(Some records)
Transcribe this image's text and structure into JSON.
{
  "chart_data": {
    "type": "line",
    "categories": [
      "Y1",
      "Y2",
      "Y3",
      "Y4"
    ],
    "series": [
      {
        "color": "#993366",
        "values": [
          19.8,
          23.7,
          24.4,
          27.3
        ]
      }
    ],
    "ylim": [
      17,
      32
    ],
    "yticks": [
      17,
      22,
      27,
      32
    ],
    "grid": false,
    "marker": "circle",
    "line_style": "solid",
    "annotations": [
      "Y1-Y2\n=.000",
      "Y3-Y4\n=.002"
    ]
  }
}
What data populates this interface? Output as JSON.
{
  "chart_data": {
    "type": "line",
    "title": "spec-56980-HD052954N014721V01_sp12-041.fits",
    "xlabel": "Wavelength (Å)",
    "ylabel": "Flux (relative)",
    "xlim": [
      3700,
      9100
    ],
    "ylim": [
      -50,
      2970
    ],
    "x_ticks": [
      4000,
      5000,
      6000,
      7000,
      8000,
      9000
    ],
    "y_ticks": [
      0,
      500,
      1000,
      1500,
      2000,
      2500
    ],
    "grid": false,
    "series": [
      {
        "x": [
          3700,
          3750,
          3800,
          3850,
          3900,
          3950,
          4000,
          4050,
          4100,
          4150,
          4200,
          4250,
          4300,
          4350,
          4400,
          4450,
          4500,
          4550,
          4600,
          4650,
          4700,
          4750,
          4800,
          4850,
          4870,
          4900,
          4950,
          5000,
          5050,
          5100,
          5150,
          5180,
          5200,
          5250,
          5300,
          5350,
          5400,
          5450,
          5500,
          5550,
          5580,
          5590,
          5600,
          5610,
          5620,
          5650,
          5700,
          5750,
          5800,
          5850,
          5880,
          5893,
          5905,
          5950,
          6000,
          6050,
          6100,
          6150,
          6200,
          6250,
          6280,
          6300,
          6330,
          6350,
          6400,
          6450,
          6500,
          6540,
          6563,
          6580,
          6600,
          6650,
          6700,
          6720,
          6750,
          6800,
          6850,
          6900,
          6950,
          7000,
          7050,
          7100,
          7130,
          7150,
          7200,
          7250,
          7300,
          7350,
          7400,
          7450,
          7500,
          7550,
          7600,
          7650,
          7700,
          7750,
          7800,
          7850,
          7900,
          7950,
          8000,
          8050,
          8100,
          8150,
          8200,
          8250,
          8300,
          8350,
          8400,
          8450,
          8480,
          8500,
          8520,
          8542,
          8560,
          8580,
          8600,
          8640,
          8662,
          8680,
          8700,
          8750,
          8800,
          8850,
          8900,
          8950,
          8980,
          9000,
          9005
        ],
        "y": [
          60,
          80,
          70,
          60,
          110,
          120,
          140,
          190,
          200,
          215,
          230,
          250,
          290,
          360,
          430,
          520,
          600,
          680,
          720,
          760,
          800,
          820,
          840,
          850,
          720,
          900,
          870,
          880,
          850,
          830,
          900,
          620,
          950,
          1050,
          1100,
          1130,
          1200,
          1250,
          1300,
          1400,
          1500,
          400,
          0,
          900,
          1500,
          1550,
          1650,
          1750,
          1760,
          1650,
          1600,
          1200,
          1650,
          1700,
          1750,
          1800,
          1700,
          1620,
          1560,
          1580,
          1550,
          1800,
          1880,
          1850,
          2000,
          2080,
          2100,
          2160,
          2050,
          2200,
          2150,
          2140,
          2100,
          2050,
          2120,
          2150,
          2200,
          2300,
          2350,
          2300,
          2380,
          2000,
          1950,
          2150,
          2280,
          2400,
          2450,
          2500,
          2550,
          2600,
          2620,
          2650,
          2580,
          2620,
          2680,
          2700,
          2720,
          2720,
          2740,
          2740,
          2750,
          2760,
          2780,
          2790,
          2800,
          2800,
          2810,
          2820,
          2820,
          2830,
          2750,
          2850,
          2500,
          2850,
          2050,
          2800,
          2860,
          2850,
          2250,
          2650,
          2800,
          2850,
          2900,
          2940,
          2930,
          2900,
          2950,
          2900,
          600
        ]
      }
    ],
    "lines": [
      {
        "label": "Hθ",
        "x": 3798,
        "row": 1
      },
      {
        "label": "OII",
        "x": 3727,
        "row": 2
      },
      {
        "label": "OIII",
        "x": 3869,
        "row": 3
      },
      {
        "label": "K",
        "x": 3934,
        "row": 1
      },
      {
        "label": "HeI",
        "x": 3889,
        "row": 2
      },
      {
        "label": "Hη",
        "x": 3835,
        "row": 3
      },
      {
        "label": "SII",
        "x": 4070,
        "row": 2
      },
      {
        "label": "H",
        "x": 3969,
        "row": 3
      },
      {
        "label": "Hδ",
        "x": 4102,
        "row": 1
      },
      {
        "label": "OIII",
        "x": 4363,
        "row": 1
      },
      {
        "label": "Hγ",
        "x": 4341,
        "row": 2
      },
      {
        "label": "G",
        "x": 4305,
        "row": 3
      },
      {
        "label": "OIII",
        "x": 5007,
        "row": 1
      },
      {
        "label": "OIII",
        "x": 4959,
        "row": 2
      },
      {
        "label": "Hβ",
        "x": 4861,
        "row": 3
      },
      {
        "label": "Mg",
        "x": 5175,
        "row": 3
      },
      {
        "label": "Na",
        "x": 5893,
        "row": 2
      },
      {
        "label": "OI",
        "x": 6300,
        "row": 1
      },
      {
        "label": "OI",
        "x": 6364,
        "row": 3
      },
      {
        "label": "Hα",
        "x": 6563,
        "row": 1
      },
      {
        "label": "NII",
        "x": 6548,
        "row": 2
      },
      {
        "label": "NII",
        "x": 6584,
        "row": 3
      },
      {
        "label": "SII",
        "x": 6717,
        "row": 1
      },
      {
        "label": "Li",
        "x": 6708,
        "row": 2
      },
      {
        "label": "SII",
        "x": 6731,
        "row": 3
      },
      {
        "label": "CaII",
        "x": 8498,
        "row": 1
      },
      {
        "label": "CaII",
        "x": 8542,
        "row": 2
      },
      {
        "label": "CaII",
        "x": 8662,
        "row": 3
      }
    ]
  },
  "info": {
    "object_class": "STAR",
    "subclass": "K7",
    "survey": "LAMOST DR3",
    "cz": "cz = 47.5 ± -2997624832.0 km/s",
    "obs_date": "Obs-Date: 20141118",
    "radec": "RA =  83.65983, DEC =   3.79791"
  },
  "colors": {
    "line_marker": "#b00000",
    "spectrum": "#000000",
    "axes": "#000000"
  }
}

■ **EXERCISE DETAILS**: Each line of the listing should be copied exactly.

■ **OUTPUT OF THE EXERCISE**:
Transcribe this image's text and structure into JSON.
{
  "chart_data": {
    "type": "line",
    "categories": [
      "Y1",
      "Y2",
      "Y3",
      "Y4"
    ],
    "series": [
      {
        "color": "#993366",
        "values": [
          19.8,
          23.7,
          24.4,
          27.3
        ]
      }
    ],
    "ylim": [
      17,
      32
    ],
    "yticks": [
      17,
      22,
      27,
      32
    ],
    "grid": false,
    "marker": "circle",
    "line_style": "solid",
    "annotations": [
      "Y1-Y2\n=.000",
      "Y3-Y4\n=.002"
    ]
  }
}
What data populates this interface? Output as JSON.
{
  "chart_data": {
    "type": "line",
    "title": "spec-56980-HD052954N014721V01_sp12-041.fits",
    "xlabel": "Wavelength (Å)",
    "ylabel": "Flux (relative)",
    "xlim": [
      3700,
      9100
    ],
    "ylim": [
      -50,
      2970
    ],
    "x_ticks": [
      4000,
      5000,
      6000,
      7000,
      8000,
      9000
    ],
    "y_ticks": [
      0,
      500,
      1000,
      1500,
      2000,
      2500
    ],
    "grid": false,
    "series": [
      {
        "x": [
          3700,
          3750,
          3800,
          3850,
          3900,
          3950,
          4000,
          4050,
          4100,
          4150,
          4200,
          4250,
          4300,
          4350,
          4400,
          4450,
          4500,
          4550,
          4600,
          4650,
          4700,
          4750,
          4800,
          4850,
          4870,
          4900,
          4950,
          5000,
          5050,
          5100,
          5150,
          5180,
          5200,
          5250,
          5300,
          5350,
          5400,
          5450,
          5500,
          5550,
          5580,
          5590,
          5600,
          5610,
          5620,
          5650,
          5700,
          5750,
          5800,
          5850,
          5880,
          5893,
          5905,
          5950,
          6000,
          6050,
          6100,
          6150,
          6200,
          6250,
          6280,
          6300,
          6330,
          6350,
          6400,
          6450,
          6500,
          6540,
          6563,
          6580,
          6600,
          6650,
          6700,
          6720,
          6750,
          6800,
          6850,
          6900,
          6950,
          7000,
          7050,
          7100,
          7130,
          7150,
          7200,
          7250,
          7300,
          7350,
          7400,
          7450,
          7500,
          7550,
          7600,
          7650,
          7700,
          7750,
          7800,
          7850,
          7900,
          7950,
          8000,
          8050,
          8100,
          8150,
          8200,
          8250,
          8300,
          8350,
          8400,
          8450,
          8480,
          8500,
          8520,
          8542,
          8560,
          8580,
          8600,
          8640,
          8662,
          8680,
          8700,
          8750,
          8800,
          8850,
          8900,
          8950,
          8980,
          9000,
          9005
        ],
        "y": [
          60,
          80,
          70,
          60,
          110,
          120,
          140,
          190,
          200,
          215,
          230,
          250,
          290,
          360,
          430,
          520,
          600,
          680,
          720,
          760,
          800,
          820,
          840,
          850,
          720,
          900,
          870,
          880,
          850,
          830,
          900,
          620,
          950,
          1050,
          1100,
          1130,
          1200,
          1250,
          1300,
          1400,
          1500,
          400,
          0,
          900,
          1500,
          1550,
          1650,
          1750,
          1760,
          1650,
          1600,
          1200,
          1650,
          1700,
          1750,
          1800,
          1700,
          1620,
          1560,
          1580,
          1550,
          1800,
          1880,
          1850,
          2000,
          2080,
          2100,
          2160,
          2050,
          2200,
          2150,
          2140,
          2100,
          2050,
          2120,
          2150,
          2200,
          2300,
          2350,
          2300,
          2380,
          2000,
          1950,
          2150,
          2280,
          2400,
          2450,
          2500,
          2550,
          2600,
          2620,
          2650,
          2580,
          2620,
          2680,
          2700,
          2720,
          2720,
          2740,
          2740,
          2750,
          2760,
          2780,
          2790,
          2800,
          2800,
          2810,
          2820,
          2820,
          2830,
          2750,
          2850,
          2500,
          2850,
          2050,
          2800,
          2860,
          2850,
          2250,
          2650,
          2800,
          2850,
          2900,
          2940,
          2930,
          2900,
          2950,
          2900,
          600
        ]
      }
    ],
    "lines": [
      {
        "label": "Hθ",
        "x": 3798,
        "row": 1
      },
      {
        "label": "OII",
        "x": 3727,
        "row": 2
      },
      {
        "label": "OIII",
        "x": 3869,
        "row": 3
      },
      {
        "label": "K",
        "x": 3934,
        "row": 1
      },
      {
        "label": "HeI",
        "x": 3889,
        "row": 2
      },
      {
        "label": "Hη",
        "x": 3835,
        "row": 3
      },
      {
        "label": "SII",
        "x": 4070,
        "row": 2
      },
      {
        "label": "H",
        "x": 3969,
        "row": 3
      },
      {
        "label": "Hδ",
        "x": 4102,
        "row": 1
      },
      {
        "label": "OIII",
        "x": 4363,
        "row": 1
      },
      {
        "label": "Hγ",
        "x": 4341,
        "row": 2
      },
      {
        "label": "G",
        "x": 4305,
        "row": 3
      },
      {
        "label": "OIII",
        "x": 5007,
        "row": 1
      },
      {
        "label": "OIII",
        "x": 4959,
        "row": 2
      },
      {
        "label": "Hβ",
        "x": 4861,
        "row": 3
      },
      {
        "label": "Mg",
        "x": 5175,
        "row": 3
      },
      {
        "label": "Na",
        "x": 5893,
        "row": 2
      },
      {
        "label": "OI",
        "x": 6300,
        "row": 1
      },
      {
        "label": "OI",
        "x": 6364,
        "row": 3
      },
      {
        "label": "Hα",
        "x": 6563,
        "row": 1
      },
      {
        "label": "NII",
        "x": 6548,
        "row": 2
      },
      {
        "label": "NII",
        "x": 6584,
        "row": 3
      },
      {
        "label": "SII",
        "x": 6717,
        "row": 1
      },
      {
        "label": "Li",
        "x": 6708,
        "row": 2
      },
      {
        "label": "SII",
        "x": 6731,
        "row": 3
      },
      {
        "label": "CaII",
        "x": 8498,
        "row": 1
      },
      {
        "label": "CaII",
        "x": 8542,
        "row": 2
      },
      {
        "label": "CaII",
        "x": 8662,
        "row": 3
      }
    ]
  },
  "info": {
    "object_class": "STAR",
    "subclass": "K7",
    "survey": "LAMOST DR3",
    "cz": "cz = 47.5 ± -2997624832.0 km/s",
    "obs_date": "Obs-Date: 20141118",
    "radec": "RA =  83.65983, DEC =   3.79791"
  },
  "colors": {
    "line_marker": "#b00000",
    "spectrum": "#000000",
    "axes": "#000000"
  }
}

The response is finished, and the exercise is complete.